Supplied records:
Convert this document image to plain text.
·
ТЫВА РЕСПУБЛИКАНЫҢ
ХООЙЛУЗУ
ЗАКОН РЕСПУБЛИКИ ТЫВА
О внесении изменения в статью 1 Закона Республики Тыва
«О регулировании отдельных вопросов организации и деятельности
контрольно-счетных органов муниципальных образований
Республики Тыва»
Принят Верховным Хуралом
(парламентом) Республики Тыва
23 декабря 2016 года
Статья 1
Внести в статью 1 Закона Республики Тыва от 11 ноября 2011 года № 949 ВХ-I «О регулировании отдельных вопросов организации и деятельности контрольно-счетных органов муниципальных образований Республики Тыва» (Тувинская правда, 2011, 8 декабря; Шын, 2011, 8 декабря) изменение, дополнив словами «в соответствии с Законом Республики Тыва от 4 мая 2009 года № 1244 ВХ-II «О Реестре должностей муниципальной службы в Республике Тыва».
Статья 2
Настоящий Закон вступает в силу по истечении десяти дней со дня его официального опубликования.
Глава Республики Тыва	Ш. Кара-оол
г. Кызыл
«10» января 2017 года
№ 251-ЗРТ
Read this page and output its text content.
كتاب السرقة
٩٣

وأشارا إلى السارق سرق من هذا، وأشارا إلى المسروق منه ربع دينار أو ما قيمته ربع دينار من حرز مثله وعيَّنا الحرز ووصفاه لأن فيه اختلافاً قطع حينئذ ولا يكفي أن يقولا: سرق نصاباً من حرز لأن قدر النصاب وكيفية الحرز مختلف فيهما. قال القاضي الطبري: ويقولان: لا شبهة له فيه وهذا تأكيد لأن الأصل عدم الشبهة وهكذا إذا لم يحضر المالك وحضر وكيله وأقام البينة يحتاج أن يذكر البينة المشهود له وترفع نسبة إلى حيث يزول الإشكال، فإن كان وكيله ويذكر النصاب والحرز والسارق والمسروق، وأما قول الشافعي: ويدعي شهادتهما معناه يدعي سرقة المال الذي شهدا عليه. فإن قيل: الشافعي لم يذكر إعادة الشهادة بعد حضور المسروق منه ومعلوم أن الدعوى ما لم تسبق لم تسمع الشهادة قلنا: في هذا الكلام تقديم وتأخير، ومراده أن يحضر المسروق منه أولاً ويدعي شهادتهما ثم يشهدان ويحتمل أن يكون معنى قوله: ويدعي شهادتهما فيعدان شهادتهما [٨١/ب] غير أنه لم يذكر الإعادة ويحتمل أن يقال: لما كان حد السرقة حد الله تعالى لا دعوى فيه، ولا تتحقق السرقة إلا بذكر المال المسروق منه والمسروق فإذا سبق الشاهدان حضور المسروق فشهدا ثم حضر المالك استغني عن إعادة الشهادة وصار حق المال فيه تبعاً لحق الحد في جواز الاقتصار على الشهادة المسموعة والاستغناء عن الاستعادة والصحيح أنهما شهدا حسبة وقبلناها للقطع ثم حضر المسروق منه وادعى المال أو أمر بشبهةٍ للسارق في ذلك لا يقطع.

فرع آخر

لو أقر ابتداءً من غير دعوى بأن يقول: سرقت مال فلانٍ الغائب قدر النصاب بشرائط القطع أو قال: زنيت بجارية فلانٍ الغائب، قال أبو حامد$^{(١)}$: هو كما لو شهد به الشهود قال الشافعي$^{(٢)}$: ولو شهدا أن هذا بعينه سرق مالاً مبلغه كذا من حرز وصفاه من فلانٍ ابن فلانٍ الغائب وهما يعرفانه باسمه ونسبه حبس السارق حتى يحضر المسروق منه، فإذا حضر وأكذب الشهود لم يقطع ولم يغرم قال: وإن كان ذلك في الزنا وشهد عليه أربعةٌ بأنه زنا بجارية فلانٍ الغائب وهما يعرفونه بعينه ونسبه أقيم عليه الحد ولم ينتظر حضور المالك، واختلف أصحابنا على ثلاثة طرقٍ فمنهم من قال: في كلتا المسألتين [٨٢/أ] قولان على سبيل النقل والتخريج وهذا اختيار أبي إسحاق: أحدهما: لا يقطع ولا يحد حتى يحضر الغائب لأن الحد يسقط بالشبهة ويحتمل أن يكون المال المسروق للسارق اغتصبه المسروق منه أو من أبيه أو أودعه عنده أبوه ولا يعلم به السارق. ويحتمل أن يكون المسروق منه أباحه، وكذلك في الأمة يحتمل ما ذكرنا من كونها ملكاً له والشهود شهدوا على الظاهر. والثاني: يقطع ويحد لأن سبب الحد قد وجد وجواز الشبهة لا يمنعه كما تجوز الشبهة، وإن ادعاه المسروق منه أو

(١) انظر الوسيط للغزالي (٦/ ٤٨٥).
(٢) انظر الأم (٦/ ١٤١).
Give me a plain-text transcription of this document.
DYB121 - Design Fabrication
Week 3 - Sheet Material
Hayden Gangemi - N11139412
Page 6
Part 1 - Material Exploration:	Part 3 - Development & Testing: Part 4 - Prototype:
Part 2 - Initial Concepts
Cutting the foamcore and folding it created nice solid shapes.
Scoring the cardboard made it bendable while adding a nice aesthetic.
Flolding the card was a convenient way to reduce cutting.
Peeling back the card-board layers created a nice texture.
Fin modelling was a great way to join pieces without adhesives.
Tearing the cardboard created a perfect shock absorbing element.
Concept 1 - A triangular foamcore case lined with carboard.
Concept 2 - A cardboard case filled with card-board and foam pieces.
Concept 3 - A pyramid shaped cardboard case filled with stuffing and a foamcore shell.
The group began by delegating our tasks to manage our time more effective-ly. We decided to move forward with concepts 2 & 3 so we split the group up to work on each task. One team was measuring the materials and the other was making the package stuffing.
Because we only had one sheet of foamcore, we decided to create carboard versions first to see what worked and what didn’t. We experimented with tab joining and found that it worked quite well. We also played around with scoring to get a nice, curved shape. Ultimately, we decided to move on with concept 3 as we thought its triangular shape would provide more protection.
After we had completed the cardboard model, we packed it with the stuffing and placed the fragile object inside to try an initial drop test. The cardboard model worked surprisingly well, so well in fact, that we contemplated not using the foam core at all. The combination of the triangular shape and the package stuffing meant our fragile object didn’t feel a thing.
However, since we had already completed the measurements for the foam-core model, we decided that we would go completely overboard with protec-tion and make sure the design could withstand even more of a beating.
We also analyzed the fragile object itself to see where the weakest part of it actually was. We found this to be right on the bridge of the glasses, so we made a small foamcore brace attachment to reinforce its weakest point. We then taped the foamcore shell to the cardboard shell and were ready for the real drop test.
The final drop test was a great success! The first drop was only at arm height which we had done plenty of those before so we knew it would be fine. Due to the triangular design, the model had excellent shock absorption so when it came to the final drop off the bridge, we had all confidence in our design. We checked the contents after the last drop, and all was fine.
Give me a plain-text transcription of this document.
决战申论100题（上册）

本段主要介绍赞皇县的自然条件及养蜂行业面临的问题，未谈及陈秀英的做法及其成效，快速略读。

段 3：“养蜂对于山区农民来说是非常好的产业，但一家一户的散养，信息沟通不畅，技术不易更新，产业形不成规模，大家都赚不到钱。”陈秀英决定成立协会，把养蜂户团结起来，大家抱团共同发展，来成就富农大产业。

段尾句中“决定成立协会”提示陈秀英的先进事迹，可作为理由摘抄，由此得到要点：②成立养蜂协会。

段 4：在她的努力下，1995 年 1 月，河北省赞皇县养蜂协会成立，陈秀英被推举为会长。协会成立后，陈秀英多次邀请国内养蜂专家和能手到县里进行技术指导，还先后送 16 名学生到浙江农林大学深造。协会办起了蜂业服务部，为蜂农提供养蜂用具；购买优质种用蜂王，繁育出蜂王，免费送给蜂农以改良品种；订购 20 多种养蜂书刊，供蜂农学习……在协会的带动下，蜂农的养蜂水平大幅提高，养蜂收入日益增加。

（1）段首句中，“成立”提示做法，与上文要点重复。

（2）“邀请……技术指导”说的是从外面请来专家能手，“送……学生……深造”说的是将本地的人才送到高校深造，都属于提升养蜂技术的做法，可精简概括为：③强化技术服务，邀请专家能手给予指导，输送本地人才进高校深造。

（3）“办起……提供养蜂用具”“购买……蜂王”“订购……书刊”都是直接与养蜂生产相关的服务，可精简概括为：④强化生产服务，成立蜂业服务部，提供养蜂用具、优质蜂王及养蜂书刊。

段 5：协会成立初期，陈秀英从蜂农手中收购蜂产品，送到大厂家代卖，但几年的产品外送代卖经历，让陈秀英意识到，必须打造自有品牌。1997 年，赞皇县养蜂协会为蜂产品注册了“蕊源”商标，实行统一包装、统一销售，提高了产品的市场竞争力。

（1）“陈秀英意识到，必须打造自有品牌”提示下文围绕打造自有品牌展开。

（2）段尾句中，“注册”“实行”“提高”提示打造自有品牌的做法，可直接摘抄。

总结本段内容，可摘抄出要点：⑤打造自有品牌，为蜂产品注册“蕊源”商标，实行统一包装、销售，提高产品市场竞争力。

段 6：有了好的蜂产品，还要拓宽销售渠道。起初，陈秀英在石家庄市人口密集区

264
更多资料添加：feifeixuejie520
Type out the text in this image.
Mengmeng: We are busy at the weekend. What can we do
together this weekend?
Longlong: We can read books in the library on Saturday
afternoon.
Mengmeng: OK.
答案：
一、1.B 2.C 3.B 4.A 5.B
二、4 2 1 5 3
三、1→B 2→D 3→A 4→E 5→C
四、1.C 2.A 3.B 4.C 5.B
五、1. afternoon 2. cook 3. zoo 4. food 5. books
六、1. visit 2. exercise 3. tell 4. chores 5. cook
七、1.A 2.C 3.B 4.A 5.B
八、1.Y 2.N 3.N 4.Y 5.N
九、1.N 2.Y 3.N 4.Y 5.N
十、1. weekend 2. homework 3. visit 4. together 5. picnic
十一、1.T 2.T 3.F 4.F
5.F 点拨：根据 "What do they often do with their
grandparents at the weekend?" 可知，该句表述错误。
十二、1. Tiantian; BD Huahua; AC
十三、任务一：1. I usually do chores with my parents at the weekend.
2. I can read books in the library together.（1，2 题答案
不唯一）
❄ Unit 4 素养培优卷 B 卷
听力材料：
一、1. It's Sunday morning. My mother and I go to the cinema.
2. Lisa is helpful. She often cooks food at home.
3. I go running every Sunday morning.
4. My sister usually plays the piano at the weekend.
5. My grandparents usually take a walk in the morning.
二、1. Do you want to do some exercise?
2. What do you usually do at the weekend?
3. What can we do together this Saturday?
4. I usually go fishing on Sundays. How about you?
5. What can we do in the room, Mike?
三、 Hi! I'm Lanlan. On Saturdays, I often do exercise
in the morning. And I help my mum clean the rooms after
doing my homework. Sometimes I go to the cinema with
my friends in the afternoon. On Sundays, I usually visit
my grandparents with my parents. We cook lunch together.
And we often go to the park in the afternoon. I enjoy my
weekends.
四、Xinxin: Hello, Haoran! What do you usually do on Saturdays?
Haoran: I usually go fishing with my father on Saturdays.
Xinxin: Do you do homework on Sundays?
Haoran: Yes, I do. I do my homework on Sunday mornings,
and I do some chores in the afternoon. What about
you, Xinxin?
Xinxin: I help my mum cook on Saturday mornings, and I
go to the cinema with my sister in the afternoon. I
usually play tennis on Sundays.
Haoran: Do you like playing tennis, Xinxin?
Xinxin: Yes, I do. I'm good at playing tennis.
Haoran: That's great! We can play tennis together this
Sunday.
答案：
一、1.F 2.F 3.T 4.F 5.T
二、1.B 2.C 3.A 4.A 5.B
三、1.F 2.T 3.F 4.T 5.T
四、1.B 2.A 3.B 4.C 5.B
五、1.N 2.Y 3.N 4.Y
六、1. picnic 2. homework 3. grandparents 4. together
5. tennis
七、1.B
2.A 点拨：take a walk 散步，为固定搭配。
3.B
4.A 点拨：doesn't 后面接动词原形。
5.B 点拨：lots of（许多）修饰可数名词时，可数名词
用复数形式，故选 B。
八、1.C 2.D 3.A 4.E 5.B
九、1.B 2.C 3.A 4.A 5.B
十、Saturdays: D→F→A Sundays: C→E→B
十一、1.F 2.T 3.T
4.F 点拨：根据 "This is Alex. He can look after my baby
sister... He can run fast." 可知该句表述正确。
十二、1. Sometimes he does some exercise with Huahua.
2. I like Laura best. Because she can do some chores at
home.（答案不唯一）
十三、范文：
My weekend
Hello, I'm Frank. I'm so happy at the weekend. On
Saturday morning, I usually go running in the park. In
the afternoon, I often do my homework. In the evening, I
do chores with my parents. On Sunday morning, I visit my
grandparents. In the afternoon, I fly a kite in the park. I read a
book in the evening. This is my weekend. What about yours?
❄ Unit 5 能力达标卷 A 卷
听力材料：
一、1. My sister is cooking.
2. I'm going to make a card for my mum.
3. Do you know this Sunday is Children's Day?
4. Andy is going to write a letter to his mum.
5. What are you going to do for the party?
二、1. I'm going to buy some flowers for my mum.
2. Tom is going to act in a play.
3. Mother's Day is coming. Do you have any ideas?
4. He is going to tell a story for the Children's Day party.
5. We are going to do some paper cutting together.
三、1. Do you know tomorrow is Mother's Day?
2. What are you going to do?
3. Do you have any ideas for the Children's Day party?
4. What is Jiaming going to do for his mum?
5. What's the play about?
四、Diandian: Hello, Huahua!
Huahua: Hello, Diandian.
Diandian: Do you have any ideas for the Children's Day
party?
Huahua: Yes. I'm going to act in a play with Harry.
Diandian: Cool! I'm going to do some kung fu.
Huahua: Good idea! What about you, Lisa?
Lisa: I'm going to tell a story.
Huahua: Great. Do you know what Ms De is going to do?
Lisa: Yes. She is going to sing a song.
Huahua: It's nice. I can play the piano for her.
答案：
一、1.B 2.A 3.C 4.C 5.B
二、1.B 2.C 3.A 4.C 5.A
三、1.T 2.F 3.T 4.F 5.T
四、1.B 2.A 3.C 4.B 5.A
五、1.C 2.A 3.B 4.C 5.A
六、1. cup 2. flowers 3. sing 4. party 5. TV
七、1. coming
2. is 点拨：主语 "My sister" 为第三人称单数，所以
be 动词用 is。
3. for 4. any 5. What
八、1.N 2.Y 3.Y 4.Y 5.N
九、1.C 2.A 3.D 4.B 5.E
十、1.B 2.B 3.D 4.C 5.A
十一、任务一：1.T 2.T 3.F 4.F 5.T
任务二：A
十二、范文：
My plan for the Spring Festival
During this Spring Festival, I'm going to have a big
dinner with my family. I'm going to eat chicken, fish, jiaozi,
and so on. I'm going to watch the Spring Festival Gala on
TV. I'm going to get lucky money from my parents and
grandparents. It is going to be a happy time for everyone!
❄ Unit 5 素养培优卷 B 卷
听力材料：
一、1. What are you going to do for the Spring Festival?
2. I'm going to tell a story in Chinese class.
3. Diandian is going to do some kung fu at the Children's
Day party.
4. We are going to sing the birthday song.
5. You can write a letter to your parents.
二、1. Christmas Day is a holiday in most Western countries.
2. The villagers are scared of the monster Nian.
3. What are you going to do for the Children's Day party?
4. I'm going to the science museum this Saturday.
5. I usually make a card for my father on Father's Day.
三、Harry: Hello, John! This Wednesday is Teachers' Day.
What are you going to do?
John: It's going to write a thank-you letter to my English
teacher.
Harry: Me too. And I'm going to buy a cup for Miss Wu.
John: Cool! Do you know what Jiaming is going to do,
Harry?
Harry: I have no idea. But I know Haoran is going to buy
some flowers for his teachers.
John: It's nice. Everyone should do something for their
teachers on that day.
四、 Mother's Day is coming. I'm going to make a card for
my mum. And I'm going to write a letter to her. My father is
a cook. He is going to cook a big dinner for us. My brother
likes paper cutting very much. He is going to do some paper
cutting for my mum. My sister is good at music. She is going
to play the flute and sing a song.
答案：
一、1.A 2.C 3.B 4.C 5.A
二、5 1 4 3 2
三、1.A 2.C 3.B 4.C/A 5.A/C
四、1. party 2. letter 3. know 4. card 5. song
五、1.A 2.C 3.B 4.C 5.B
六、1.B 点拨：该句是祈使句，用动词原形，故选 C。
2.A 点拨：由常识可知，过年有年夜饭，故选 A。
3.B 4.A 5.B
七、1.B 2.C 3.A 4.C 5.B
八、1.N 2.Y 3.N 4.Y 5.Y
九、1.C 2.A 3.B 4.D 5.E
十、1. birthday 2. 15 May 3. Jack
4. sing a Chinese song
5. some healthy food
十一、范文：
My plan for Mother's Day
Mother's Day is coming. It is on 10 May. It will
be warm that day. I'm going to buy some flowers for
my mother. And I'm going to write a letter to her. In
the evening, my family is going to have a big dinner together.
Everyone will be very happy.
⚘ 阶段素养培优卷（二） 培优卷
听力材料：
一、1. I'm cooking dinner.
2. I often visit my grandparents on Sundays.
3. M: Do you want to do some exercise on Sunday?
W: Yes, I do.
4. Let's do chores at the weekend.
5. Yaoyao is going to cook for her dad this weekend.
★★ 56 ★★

Given request:
Tally the lines in the listing that hold "picnic" and report the number alone.

Task output:
2